[START OF Document segment]
Analyst · JPMorgan. Please go ahead

We originally hope that Puna will gradually start in Q2 and get to full operations in Q3 and onwards. So the full operation is something that we still expect. So that we estimate the impact on Q2 of few million dollars, maybe $3 million, $4 million on the EBITDA.

Mark Strouse

Analyst · JPMorgan. Please go ahead

Okay. And then looking out at your year-end 22-megawatt addition target. Does that include Puna coming back online? Or would that be in addition to Puna coming back online?

Doron Blachar

Analyst · JPMorgan. Please go ahead

So Puna is in the numbers. Puna is in the megawatt numbers…

Mark Strouse

Analyst · JPMorgan. Please go ahead

Okay. Okay.

Doron Blachar

Analyst · JPMorgan. Please go ahead

… not in the addition, but not in the addition any more.

Mark Strouse

Analyst · JPMorgan. Please go ahead

Okay. So $180 million to $200 million would be on top of the 38 to 46 from Puna?

Doron Blachar

Analyst · JPMorgan. Please go ahead

Yes. That is all associated.

Mark Strouse

Analyst · JPMorgan. Please go ahead

Okay. Great. Thank you. And then lastly, can you just give a bit more color on the potential magnitude of what replenishment means for product backlog? I mean, is that getting you back to where you were a couple of quarters ago to a year ago? Any color there would be helpful. I understand you're probably limited in what you can say, just given your new negotiations, but appreciate it.

Isaac Angel

Analyst · JPMorgan. Please go ahead

Mark, this is Isaac, and thanks for your congratulations. Look, we are saying in the last six years that at the end of the day, because of the bumpiness of the product segment, we are pushing very hard the Electricity segment to be percentage was much higher. And as a matter of fact, 2019 product segment EBITDA presented only 9% of the EBITDA of the company as a total. But regardless to say -- and our projections for the last three years were basically around, if you recall, $160 million to $170 million. But eventually, a few of the markets booming, we did much higher numbers than that. This market namely being the Turkish market in the last 2.5 years, three years, because of political and financial reasons, the Turkish markets stopped. And even though there is a huge potential over there. We are not expecting it to be back in 2020, but maybe in 2021 and 2022. The company prepared itself for this issue in the Turkish market, and we concentrated in three other geographies namely New Zealand, Indonesia and the Philippines. Our expectation that one of countries, not expectation actually, as we said in the script, that we are expecting the first or one of these contracts to kick in sometime early 2022. But again, as I said, it may or may not happen. And it will happen, it will replenish 2020, sorry. It will replenish the backlog and the backlog will be again higher than before. It's a matter of timing. And we will obviously announce it whenever it will kick in.
[END OF Document segment]
[START OF Given data]
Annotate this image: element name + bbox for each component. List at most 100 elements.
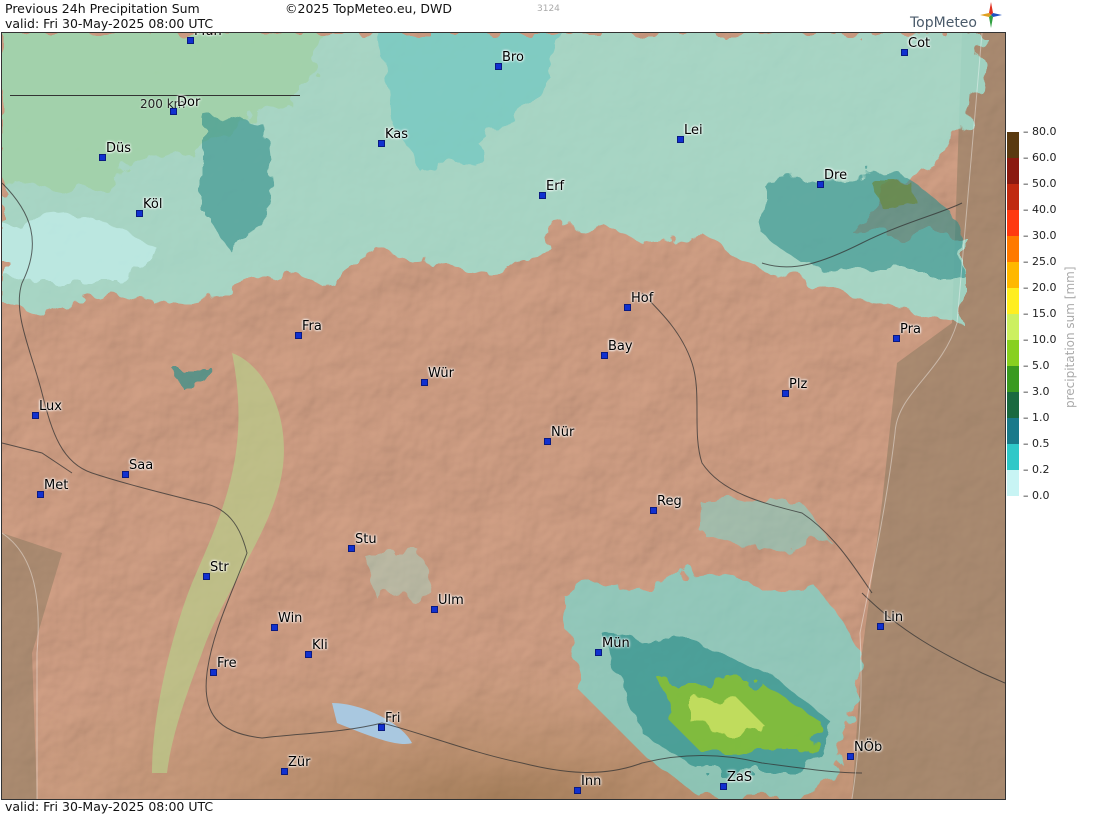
[END OF Given data]
[START OF Given data]
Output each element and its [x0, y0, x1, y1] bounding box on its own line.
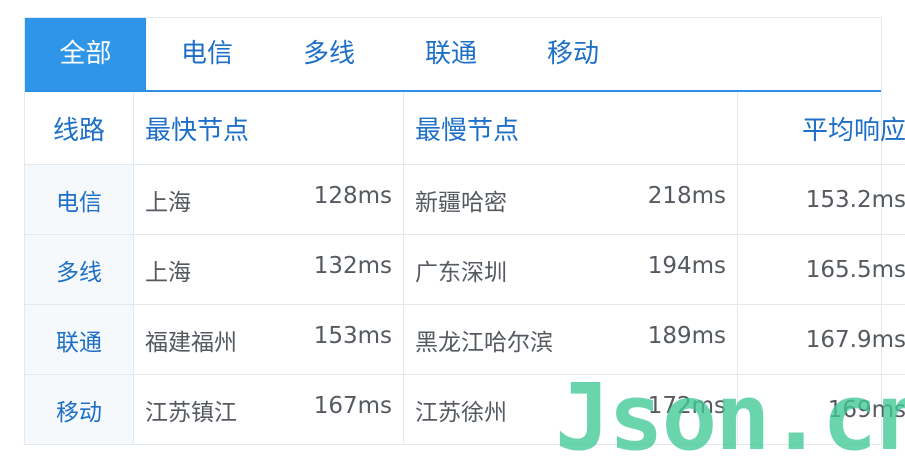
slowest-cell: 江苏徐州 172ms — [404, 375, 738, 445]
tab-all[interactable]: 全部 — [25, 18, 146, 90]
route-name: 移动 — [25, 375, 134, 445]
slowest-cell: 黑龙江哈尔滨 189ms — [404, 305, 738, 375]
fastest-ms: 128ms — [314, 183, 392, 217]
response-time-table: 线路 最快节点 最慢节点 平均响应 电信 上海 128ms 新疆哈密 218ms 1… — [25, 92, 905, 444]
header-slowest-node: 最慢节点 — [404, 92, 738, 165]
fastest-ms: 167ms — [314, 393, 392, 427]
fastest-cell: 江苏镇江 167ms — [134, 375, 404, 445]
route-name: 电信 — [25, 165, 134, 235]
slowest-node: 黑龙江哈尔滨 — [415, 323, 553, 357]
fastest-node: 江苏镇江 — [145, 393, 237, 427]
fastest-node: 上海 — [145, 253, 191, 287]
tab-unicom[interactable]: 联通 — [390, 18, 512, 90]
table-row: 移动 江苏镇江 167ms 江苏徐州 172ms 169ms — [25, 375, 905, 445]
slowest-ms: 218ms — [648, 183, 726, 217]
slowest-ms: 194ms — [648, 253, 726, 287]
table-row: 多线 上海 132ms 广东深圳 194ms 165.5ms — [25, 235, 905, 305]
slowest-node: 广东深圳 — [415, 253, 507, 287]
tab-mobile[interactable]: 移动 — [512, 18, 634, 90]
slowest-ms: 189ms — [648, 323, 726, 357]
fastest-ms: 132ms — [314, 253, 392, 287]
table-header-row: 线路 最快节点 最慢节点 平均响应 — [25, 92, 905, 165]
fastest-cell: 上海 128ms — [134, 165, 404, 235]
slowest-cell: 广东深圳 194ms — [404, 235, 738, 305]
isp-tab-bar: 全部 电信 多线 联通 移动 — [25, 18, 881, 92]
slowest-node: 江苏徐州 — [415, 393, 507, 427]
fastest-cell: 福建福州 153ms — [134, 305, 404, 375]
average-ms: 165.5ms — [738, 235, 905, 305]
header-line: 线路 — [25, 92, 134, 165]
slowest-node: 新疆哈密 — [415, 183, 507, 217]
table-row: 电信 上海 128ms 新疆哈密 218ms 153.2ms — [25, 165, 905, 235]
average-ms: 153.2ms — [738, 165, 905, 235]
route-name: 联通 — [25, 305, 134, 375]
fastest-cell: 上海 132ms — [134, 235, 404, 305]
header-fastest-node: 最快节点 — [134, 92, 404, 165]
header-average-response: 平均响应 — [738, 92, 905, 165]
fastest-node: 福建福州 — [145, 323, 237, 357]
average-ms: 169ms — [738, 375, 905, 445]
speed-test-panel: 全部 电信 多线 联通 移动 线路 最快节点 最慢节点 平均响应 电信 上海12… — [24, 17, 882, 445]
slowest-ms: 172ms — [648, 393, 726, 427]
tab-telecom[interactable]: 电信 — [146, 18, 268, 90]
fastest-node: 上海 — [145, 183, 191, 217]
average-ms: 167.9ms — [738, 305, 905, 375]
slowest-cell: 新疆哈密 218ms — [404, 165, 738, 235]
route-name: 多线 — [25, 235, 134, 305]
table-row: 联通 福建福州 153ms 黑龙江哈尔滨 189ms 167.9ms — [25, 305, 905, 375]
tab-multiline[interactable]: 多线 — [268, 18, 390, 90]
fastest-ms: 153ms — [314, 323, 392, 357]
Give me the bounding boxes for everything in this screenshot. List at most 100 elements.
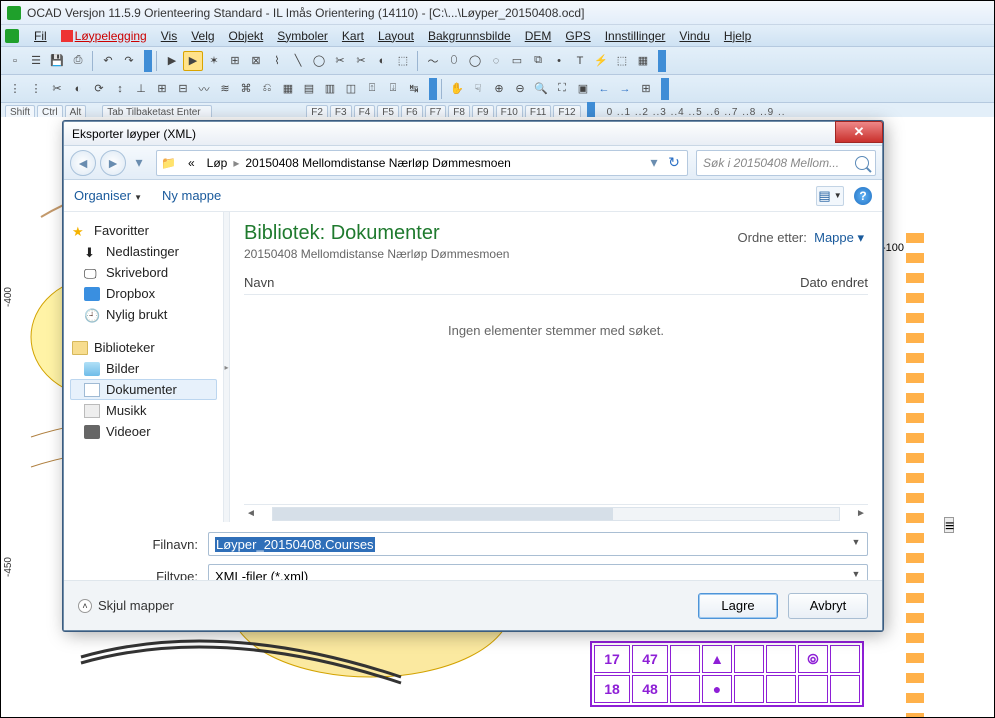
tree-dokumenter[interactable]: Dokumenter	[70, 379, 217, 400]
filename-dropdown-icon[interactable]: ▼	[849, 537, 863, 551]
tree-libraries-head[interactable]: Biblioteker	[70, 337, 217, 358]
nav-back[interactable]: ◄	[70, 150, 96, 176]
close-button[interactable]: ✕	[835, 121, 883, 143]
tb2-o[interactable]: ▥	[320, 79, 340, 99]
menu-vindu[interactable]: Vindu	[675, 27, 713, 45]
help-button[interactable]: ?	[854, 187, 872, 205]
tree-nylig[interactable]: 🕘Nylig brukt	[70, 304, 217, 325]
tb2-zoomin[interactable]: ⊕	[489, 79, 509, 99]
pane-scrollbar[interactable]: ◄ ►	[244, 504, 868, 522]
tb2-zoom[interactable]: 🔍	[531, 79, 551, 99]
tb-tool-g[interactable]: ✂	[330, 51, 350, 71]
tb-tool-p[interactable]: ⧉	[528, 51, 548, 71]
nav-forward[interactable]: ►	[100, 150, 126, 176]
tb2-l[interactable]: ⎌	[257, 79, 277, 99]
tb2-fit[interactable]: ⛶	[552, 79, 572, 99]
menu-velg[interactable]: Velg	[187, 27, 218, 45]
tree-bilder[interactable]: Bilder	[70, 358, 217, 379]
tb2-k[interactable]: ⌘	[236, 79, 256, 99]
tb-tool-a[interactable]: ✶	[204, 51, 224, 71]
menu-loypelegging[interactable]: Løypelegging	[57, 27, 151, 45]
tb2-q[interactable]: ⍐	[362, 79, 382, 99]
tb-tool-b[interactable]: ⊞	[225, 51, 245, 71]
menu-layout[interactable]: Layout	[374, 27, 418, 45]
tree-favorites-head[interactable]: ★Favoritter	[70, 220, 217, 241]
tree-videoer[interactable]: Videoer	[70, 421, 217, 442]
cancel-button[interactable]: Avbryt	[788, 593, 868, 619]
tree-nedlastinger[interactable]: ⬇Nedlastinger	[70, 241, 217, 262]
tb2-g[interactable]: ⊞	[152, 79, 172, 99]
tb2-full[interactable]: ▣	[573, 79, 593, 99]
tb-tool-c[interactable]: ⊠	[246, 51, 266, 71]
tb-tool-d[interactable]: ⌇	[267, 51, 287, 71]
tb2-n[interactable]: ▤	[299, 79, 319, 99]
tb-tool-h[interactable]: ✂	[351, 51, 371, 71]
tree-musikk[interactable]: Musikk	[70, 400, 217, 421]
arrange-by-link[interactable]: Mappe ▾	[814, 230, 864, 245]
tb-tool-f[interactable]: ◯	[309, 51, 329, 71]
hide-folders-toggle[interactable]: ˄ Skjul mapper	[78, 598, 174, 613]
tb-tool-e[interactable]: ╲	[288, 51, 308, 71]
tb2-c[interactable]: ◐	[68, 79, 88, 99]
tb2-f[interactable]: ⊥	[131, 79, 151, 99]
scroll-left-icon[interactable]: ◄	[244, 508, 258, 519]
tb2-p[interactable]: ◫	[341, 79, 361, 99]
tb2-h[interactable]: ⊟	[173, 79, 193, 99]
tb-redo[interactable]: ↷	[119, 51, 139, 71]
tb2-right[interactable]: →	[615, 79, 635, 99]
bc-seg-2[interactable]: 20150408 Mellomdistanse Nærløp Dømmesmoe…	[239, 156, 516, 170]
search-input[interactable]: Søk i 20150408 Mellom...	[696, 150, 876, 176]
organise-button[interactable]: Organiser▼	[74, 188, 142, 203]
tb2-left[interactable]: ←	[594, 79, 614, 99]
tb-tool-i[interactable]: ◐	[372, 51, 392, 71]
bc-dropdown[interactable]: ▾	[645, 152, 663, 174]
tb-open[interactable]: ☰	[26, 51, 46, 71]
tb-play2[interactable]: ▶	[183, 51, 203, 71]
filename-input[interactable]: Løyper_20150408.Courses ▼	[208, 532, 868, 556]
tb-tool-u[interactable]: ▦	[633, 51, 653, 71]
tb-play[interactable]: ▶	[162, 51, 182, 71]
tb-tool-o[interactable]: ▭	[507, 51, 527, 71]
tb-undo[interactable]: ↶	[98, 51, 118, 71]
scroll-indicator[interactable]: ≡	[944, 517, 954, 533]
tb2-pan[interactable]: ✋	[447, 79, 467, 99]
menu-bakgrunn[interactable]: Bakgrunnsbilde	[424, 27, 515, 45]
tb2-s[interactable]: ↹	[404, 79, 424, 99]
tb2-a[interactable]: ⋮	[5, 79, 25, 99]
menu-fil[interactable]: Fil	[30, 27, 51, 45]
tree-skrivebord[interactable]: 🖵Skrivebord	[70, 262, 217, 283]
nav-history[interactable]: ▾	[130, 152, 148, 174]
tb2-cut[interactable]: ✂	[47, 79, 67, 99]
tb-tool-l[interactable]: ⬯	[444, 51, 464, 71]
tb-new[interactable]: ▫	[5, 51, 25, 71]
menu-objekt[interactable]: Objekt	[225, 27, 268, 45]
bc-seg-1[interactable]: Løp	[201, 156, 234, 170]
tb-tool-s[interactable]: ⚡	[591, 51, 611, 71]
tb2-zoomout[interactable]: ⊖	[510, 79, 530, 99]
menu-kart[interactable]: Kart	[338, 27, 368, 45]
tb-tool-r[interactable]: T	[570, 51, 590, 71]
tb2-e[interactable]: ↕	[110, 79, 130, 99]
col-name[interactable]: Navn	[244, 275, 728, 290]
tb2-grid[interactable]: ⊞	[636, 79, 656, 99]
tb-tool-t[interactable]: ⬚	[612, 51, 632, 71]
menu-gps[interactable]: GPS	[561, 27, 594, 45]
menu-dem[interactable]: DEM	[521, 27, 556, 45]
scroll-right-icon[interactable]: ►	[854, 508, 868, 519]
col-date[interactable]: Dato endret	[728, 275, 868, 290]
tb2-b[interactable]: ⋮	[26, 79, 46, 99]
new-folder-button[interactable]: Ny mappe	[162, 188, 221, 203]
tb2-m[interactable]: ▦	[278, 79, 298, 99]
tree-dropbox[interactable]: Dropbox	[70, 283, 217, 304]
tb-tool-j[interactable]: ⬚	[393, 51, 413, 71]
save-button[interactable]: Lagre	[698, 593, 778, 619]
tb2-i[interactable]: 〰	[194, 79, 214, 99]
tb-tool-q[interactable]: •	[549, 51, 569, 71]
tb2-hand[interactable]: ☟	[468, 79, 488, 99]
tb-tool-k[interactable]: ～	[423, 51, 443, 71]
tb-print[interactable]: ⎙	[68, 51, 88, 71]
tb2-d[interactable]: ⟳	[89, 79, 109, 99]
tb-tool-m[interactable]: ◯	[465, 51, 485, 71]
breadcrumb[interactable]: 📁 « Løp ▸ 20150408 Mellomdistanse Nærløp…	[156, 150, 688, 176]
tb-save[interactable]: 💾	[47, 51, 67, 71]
[END OF Given data]
> _Exercise requirements_
**A.** In the earnings call transcript, duplicate the passage starting at "Okay. So $180" and ending at "but appreciate it.".
**B.** Translate this sentence from the earnings call transcript into Spanish: "The company prepared itself for this issue in the Turkish market, and we concentrated in three other geographies namely New Zealand, Indonesia and the Philippines."

> _Exercise responses_
**A.**
Okay. So $180 million to $200 million would be on top of the 38 to 46 from Puna?

Doron Blachar

Analyst · JPMorgan. Please go ahead

Yes. That is all associated.

Mark Strouse

Analyst · JPMorgan. Please go ahead

Okay. Great. Thank you. And then lastly, can you just give a bit more color on the potential magnitude of what replenishment means for product backlog? I mean, is that getting you back to where you were a couple of quarters ago to a year ago? Any color there would be helpful. I understand you're probably limited in what you can say, just given your new negotiations, but appreciate it.

**B.** La empresa se preparó para este problema en el mercado turco, y nos concentramos en otras tres geografías, a saber, Nueva Zelanda, Indonesia y Filipinas.